> _Directive_:
Determine the number of lines containing the word "requires", and state that figure alone.

(Records from a data collection)
-- START --

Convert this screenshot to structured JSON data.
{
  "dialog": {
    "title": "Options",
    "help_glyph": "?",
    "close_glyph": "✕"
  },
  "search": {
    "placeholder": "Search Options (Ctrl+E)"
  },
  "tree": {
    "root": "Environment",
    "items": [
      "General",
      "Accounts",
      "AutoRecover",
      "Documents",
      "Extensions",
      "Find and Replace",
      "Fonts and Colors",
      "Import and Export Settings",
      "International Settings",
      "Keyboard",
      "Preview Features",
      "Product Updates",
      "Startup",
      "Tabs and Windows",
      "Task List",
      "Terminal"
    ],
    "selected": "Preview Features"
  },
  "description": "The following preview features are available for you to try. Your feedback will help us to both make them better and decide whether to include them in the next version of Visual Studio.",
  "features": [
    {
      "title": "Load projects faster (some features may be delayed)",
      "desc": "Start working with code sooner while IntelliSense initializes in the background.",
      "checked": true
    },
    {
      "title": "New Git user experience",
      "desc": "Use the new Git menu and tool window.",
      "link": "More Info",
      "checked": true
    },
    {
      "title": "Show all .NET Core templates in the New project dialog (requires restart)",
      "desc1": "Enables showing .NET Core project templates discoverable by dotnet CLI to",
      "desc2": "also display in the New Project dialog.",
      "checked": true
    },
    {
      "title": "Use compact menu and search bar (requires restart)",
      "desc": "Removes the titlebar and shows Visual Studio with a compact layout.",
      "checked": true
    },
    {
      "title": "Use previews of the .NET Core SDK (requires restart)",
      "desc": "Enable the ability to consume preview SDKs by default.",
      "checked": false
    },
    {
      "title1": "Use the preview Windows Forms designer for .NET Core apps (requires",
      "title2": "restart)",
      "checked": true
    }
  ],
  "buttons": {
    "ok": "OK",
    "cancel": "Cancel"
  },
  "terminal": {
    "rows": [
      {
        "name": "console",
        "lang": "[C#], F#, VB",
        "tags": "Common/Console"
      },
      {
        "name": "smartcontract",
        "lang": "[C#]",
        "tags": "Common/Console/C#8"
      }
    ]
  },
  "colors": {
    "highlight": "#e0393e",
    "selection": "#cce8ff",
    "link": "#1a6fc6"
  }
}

-- END --

> _Correct output_:
4